### Supplied material
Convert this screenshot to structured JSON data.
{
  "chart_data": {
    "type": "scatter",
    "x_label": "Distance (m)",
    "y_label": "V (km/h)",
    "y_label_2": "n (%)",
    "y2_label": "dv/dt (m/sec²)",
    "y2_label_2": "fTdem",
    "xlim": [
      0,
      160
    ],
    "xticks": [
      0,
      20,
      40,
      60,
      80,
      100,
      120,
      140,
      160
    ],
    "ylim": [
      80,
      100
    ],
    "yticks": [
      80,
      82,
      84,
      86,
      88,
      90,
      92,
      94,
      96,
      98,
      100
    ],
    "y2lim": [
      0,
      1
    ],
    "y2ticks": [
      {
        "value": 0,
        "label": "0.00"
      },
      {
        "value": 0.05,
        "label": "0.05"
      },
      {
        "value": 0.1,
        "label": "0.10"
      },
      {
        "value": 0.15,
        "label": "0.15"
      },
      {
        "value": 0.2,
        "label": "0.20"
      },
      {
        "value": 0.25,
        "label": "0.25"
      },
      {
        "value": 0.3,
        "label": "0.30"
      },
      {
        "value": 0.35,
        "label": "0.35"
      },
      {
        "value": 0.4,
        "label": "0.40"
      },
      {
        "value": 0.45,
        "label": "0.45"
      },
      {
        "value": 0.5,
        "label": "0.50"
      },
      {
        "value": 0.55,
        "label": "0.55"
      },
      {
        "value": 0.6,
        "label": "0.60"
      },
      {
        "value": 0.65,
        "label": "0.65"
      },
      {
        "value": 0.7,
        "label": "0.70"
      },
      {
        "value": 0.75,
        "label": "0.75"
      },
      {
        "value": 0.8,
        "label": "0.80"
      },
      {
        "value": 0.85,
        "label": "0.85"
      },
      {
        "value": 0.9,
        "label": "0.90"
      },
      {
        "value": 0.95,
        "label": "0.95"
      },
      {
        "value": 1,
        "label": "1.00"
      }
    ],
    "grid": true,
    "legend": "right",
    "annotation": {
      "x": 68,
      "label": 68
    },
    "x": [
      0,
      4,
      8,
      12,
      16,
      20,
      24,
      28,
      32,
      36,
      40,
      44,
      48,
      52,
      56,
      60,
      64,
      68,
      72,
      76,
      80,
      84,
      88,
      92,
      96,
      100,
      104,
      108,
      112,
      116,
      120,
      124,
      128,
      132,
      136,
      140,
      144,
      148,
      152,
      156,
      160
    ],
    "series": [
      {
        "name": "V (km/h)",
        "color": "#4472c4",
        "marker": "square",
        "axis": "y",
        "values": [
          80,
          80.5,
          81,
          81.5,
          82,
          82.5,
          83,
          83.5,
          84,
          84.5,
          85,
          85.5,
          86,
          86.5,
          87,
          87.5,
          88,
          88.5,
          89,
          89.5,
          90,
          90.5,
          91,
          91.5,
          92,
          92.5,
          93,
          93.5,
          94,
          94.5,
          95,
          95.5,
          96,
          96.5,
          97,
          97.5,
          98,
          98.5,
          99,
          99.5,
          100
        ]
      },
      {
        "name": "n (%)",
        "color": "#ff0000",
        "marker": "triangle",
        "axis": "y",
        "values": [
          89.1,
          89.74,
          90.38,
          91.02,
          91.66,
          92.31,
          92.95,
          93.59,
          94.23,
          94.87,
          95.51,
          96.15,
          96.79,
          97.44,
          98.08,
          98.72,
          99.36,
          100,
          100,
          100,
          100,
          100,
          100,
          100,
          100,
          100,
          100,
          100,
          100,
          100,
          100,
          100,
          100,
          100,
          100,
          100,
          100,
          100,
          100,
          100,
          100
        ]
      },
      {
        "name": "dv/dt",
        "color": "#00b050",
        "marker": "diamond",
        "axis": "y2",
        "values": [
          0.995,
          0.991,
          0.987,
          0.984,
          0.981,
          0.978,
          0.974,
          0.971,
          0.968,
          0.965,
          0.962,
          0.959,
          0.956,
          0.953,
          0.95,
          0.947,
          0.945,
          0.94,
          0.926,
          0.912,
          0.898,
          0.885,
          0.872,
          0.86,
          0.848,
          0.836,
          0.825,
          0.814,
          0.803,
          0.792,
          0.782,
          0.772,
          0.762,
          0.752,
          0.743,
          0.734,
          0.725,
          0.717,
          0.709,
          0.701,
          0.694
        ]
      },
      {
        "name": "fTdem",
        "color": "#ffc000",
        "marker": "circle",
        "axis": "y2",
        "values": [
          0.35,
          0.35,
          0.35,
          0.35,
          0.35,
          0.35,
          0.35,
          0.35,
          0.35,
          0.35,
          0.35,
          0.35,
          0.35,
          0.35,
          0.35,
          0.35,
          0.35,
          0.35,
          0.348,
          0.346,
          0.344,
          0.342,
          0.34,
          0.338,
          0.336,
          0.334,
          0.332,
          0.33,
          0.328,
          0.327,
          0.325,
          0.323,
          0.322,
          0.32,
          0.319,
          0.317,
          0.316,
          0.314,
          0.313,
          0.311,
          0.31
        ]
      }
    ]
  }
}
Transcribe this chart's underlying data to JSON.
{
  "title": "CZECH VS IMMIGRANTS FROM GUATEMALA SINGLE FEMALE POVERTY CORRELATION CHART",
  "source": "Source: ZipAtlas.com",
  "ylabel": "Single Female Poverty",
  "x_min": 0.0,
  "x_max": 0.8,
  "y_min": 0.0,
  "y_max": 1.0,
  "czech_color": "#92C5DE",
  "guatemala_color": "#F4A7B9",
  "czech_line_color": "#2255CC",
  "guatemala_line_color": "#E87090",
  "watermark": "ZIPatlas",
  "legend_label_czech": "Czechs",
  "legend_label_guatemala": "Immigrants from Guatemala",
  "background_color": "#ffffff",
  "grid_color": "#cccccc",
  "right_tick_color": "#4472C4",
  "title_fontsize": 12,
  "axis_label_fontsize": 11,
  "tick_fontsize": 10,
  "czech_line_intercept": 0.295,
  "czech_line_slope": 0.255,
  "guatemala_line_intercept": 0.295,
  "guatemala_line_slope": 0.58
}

### Description of the task
Write down all the entries again without a single difference.

### The solution
Convert this screenshot to structured JSON data.
{
  "chart_data": {
    "type": "scatter",
    "x_label": "Distance (m)",
    "y_label": "V (km/h)",
    "y_label_2": "n (%)",
    "y2_label": "dv/dt (m/sec²)",
    "y2_label_2": "fTdem",
    "xlim": [
      0,
      160
    ],
    "xticks": [
      0,
      20,
      40,
      60,
      80,
      100,
      120,
      140,
      160
    ],
    "ylim": [
      80,
      100
    ],
    "yticks": [
      80,
      82,
      84,
      86,
      88,
      90,
      92,
      94,
      96,
      98,
      100
    ],
    "y2lim": [
      0,
      1
    ],
    "y2ticks": [
      {
        "value": 0,
        "label": "0.00"
      },
      {
        "value": 0.05,
        "label": "0.05"
      },
      {
        "value": 0.1,
        "label": "0.10"
      },
      {
        "value": 0.15,
        "label": "0.15"
      },
      {
        "value": 0.2,
        "label": "0.20"
      },
      {
        "value": 0.25,
        "label": "0.25"
      },
      {
        "value": 0.3,
        "label": "0.30"
      },
      {
        "value": 0.35,
        "label": "0.35"
      },
      {
        "value": 0.4,
        "label": "0.40"
      },
      {
        "value": 0.45,
        "label": "0.45"
      },
      {
        "value": 0.5,
        "label": "0.50"
      },
      {
        "value": 0.55,
        "label": "0.55"
      },
      {
        "value": 0.6,
        "label": "0.60"
      },
      {
        "value": 0.65,
        "label": "0.65"
      },
      {
        "value": 0.7,
        "label": "0.70"
      },
      {
        "value": 0.75,
        "label": "0.75"
      },
      {
        "value": 0.8,
        "label": "0.80"
      },
      {
        "value": 0.85,
        "label": "0.85"
      },
      {
        "value": 0.9,
        "label": "0.90"
      },
      {
        "value": 0.95,
        "label": "0.95"
      },
      {
        "value": 1,
        "label": "1.00"
      }
    ],
    "grid": true,
    "legend": "right",
    "annotation": {
      "x": 68,
      "label": 68
    },
    "x": [
      0,
      4,
      8,
      12,
      16,
      20,
      24,
      28,
      32,
      36,
      40,
      44,
      48,
      52,
      56,
      60,
      64,
      68,
      72,
      76,
      80,
      84,
      88,
      92,
      96,
      100,
      104,
      108,
      112,
      116,
      120,
      124,
      128,
      132,
      136,
      140,
      144,
      148,
      152,
      156,
      160
    ],
    "series": [
      {
        "name": "V (km/h)",
        "color": "#4472c4",
        "marker": "square",
        "axis": "y",
        "values": [
          80,
          80.5,
          81,
          81.5,
          82,
          82.5,
          83,
          83.5,
          84,
          84.5,
          85,
          85.5,
          86,
          86.5,
          87,
          87.5,
          88,
          88.5,
          89,
          89.5,
          90,
          90.5,
          91,
          91.5,
          92,
          92.5,
          93,
          93.5,
          94,
          94.5,
          95,
          95.5,
          96,
          96.5,
          97,
          97.5,
          98,
          98.5,
          99,
          99.5,
          100
        ]
      },
      {
        "name": "n (%)",
        "color": "#ff0000",
        "marker": "triangle",
        "axis": "y",
        "values": [
          89.1,
          89.74,
          90.38,
          91.02,
          91.66,
          92.31,
          92.95,
          93.59,
          94.23,
          94.87,
          95.51,
          96.15,
          96.79,
          97.44,
          98.08,
          98.72,
          99.36,
          100,
          100,
          100,
          100,
          100,
          100,
          100,
          100,
          100,
          100,
          100,
          100,
          100,
          100,
          100,
          100,
          100,
          100,
          100,
          100,
          100,
          100,
          100,
          100
        ]
      },
      {
        "name": "dv/dt",
        "color": "#00b050",
        "marker": "diamond",
        "axis": "y2",
        "values": [
          0.995,
          0.991,
          0.987,
          0.984,
          0.981,
          0.978,
          0.974,
          0.971,
          0.968,
          0.965,
          0.962,
          0.959,
          0.956,
          0.953,
          0.95,
          0.947,
          0.945,
          0.94,
          0.926,
          0.912,
          0.898,
          0.885,
          0.872,
          0.86,
          0.848,
          0.836,
          0.825,
          0.814,
          0.803,
          0.792,
          0.782,
          0.772,
          0.762,
          0.752,
          0.743,
          0.734,
          0.725,
          0.717,
          0.709,
          0.701,
          0.694
        ]
      },
      {
        "name": "fTdem",
        "color": "#ffc000",
        "marker": "circle",
        "axis": "y2",
        "values": [
          0.35,
          0.35,
          0.35,
          0.35,
          0.35,
          0.35,
          0.35,
          0.35,
          0.35,
          0.35,
          0.35,
          0.35,
          0.35,
          0.35,
          0.35,
          0.35,
          0.35,
          0.35,
          0.348,
          0.346,
          0.344,
          0.342,
          0.34,
          0.338,
          0.336,
          0.334,
          0.332,
          0.33,
          0.328,
          0.327,
          0.325,
          0.323,
          0.322,
          0.32,
          0.319,
          0.317,
          0.316,
          0.314,
          0.313,
          0.311,
          0.31
        ]
      }
    ]
  }
}
Transcribe this chart's underlying data to JSON.
{
  "title": "CZECH VS IMMIGRANTS FROM GUATEMALA SINGLE FEMALE POVERTY CORRELATION CHART",
  "source": "Source: ZipAtlas.com",
  "ylabel": "Single Female Poverty",
  "x_min": 0.0,
  "x_max": 0.8,
  "y_min": 0.0,
  "y_max": 1.0,
  "czech_color": "#92C5DE",
  "guatemala_color": "#F4A7B9",
  "czech_line_color": "#2255CC",
  "guatemala_line_color": "#E87090",
  "watermark": "ZIPatlas",
  "legend_label_czech": "Czechs",
  "legend_label_guatemala": "Immigrants from Guatemala",
  "background_color": "#ffffff",
  "grid_color": "#cccccc",
  "right_tick_color": "#4472C4",
  "title_fontsize": 12,
  "axis_label_fontsize": 11,
  "tick_fontsize": 10,
  "czech_line_intercept": 0.295,
  "czech_line_slope": 0.255,
  "guatemala_line_intercept": 0.295,
  "guatemala_line_slope": 0.58
}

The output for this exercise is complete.